* _TASK OBJECTIVE_
Take each line containing the word "miles" and copy it.

* _DATA TO PROCESS_

_ _ _ _ _

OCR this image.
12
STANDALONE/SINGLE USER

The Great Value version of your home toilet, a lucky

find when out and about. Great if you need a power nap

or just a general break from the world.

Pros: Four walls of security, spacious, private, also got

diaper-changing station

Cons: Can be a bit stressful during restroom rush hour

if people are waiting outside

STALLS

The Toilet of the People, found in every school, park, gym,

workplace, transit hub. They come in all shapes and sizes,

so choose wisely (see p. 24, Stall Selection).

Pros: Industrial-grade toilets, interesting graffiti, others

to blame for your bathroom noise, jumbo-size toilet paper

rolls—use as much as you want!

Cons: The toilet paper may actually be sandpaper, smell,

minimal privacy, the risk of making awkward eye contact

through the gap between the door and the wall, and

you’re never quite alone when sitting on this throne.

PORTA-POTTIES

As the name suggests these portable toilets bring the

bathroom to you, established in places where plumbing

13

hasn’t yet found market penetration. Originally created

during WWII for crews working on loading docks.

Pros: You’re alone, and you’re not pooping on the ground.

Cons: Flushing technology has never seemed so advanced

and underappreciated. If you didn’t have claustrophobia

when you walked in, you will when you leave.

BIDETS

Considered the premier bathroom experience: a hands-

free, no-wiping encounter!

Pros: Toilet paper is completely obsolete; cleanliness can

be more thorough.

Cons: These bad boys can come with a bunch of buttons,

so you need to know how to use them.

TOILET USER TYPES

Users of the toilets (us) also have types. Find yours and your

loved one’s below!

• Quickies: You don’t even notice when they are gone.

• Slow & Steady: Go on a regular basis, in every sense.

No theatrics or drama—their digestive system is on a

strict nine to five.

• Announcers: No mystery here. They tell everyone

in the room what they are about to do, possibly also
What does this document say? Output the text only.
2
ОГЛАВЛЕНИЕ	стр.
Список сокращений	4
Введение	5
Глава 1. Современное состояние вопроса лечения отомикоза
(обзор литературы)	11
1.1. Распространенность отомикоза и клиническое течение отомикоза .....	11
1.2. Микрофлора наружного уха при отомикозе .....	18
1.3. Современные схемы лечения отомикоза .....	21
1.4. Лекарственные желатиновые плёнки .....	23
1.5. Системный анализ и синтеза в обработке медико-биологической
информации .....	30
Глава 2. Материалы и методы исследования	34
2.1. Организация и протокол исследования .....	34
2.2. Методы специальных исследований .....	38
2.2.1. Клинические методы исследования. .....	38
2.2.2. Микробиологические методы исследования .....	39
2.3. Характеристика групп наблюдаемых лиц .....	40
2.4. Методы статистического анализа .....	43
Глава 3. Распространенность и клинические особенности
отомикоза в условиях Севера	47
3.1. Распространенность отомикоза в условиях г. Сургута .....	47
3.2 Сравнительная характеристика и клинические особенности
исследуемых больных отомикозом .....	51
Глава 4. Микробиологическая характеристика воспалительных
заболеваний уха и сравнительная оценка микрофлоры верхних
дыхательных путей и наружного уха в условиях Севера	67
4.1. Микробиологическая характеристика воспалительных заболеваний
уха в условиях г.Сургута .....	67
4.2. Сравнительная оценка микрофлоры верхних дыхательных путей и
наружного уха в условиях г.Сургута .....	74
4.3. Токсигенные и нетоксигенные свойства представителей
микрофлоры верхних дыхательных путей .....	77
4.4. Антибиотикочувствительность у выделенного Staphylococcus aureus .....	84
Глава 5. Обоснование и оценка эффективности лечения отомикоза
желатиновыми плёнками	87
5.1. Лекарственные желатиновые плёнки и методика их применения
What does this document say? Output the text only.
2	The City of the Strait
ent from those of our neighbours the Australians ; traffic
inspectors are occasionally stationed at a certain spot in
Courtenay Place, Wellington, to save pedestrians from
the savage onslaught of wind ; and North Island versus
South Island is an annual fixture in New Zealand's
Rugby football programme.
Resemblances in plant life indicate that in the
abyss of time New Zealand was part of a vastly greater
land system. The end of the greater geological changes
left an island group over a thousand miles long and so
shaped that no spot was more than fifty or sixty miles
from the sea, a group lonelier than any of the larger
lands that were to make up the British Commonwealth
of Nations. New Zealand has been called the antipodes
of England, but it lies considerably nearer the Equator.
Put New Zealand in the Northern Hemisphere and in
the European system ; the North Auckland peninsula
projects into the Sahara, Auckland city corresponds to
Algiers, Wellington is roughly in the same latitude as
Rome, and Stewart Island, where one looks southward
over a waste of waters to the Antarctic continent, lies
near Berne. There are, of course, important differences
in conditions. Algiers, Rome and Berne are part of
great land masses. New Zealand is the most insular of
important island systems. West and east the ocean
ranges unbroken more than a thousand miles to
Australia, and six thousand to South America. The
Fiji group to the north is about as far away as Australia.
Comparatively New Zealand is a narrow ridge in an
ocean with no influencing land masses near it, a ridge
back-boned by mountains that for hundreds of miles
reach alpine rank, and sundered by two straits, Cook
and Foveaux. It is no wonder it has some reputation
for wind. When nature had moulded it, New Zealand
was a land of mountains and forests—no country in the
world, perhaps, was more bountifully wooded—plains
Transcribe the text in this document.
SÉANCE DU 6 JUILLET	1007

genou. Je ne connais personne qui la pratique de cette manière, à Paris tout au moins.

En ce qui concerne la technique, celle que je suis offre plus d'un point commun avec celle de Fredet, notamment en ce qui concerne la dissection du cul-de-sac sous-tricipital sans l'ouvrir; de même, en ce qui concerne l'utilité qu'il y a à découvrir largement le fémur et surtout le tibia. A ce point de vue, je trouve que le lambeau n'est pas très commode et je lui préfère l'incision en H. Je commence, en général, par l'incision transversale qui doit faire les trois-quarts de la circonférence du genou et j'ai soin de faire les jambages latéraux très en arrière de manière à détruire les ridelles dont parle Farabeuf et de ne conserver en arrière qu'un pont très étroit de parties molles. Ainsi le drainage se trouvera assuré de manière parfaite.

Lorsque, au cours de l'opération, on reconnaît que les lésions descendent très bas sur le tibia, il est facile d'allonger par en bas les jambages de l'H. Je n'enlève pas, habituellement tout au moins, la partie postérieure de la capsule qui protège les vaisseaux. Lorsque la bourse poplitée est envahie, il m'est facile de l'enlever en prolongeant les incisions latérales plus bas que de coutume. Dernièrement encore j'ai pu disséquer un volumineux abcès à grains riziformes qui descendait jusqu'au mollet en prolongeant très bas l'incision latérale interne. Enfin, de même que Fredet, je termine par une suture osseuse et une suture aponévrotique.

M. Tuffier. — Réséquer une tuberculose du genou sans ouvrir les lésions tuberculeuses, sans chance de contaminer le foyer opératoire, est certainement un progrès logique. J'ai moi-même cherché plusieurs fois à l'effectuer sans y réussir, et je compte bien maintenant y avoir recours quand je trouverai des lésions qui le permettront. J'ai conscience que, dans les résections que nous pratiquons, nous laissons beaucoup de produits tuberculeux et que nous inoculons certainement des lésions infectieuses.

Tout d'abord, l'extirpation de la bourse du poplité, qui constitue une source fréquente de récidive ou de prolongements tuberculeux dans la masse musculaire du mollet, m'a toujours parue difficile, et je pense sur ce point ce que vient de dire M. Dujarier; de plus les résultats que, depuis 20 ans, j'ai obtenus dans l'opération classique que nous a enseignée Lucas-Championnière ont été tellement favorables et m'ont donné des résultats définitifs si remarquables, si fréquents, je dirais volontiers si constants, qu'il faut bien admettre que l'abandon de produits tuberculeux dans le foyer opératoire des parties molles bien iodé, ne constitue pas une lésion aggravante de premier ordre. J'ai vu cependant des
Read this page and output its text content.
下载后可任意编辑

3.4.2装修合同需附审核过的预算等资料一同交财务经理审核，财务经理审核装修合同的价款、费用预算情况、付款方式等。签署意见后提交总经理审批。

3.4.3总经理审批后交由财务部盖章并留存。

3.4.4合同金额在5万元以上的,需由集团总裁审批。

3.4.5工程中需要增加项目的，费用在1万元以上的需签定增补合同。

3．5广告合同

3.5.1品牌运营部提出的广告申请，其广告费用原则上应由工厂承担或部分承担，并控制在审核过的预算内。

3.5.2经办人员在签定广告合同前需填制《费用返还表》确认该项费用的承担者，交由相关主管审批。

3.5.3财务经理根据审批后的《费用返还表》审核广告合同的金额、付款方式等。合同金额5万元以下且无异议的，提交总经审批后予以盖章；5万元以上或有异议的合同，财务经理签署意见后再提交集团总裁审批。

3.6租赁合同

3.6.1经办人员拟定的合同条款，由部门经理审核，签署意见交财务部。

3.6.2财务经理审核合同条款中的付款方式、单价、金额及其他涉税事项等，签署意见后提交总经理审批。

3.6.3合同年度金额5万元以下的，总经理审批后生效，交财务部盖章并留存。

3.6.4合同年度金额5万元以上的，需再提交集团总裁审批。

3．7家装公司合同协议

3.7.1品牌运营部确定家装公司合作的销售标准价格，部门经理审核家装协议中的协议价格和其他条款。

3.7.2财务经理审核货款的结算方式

_ _ _ _ _

* _SOLUTION FOR THIS EXERCISE_
left an island group over a thousand miles long and so
shaped that no spot was more than fifty or sixty miles
ranges unbroken more than a thousand miles to
back-boned by mountains that for hundreds of miles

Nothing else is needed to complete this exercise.